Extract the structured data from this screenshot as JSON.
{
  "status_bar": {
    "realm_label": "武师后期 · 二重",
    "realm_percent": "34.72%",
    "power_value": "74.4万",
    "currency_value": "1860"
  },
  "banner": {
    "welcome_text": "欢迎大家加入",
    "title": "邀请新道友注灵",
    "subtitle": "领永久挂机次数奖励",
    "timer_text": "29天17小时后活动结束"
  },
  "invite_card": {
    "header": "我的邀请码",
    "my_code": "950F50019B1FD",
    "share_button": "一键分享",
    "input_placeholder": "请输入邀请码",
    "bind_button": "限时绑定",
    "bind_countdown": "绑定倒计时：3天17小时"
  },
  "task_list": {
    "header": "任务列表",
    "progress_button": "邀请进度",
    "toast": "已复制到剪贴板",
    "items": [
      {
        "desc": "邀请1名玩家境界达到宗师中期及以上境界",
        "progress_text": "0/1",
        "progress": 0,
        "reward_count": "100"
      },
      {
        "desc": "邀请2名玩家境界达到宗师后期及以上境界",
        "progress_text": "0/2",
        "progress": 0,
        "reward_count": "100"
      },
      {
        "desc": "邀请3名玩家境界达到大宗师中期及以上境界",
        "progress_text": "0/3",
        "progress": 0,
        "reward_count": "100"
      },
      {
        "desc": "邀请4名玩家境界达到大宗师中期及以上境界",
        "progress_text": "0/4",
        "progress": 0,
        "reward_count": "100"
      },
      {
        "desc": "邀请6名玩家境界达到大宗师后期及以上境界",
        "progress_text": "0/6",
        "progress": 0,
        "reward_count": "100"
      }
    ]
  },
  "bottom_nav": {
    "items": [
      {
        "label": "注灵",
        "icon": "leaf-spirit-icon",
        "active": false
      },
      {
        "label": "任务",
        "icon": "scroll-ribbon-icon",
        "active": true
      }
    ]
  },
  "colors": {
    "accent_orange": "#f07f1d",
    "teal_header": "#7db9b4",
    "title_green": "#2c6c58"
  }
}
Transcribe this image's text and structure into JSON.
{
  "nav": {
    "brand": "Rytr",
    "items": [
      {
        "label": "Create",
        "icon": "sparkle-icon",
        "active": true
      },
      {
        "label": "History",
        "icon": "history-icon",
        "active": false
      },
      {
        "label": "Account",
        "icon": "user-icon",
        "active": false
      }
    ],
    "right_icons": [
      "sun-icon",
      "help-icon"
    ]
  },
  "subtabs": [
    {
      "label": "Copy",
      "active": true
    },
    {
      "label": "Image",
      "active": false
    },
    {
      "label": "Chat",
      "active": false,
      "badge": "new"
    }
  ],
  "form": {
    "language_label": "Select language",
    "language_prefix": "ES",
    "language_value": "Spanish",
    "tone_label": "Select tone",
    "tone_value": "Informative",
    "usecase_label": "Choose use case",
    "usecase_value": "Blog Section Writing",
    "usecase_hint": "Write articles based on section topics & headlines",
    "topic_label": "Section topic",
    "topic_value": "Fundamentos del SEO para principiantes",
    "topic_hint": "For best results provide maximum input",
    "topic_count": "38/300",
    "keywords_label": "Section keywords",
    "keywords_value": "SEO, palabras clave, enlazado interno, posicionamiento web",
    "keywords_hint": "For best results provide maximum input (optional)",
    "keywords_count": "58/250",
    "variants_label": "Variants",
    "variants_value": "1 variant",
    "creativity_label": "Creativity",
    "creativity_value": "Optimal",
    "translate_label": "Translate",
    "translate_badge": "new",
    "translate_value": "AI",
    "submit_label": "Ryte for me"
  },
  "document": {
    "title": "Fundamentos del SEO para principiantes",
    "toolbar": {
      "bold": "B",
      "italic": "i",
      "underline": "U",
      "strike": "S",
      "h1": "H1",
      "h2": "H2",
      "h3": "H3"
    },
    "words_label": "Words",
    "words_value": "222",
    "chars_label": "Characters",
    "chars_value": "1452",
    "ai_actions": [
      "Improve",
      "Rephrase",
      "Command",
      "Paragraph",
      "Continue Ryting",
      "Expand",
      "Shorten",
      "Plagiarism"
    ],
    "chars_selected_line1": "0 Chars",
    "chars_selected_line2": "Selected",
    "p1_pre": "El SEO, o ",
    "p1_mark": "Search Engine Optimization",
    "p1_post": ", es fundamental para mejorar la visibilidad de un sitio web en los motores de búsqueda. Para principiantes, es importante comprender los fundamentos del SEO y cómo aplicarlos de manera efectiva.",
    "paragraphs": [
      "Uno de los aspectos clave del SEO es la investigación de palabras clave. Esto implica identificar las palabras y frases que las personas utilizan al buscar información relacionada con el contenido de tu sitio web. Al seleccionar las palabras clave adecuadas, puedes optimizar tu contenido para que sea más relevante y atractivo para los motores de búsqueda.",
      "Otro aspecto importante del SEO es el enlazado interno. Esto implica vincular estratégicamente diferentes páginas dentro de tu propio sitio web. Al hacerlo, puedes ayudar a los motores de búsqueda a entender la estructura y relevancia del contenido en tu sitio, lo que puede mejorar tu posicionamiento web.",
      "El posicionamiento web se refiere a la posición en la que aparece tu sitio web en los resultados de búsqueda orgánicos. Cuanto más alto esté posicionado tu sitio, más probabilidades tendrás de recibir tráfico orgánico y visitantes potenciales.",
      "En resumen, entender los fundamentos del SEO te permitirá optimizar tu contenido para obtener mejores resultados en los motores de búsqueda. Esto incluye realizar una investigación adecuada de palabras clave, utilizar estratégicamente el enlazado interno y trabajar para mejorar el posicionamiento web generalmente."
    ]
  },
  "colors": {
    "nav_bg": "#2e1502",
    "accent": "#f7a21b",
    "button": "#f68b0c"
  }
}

Instructions to follow: Pull every line containing "estratégicamente" from the data.

Exercise response:
      "Otro aspecto importante del SEO es el enlazado interno. Esto implica vincular estratégicamente diferentes páginas dentro de tu propio sitio web. Al hacerlo, puedes ayudar a los motores de búsqueda a entender la estructura y relevancia del contenido en tu sitio, lo que puede mejorar tu posicionamiento web.",
      "En resumen, entender los fundamentos del SEO te permitirá optimizar tu contenido para obtener mejores resultados en los motores de búsqueda. Esto incluye realizar una investigación adecuada de palabras clave, utilizar estratégicamente el enlazado interno y trabajar para mejorar el posicionamiento web generalmente."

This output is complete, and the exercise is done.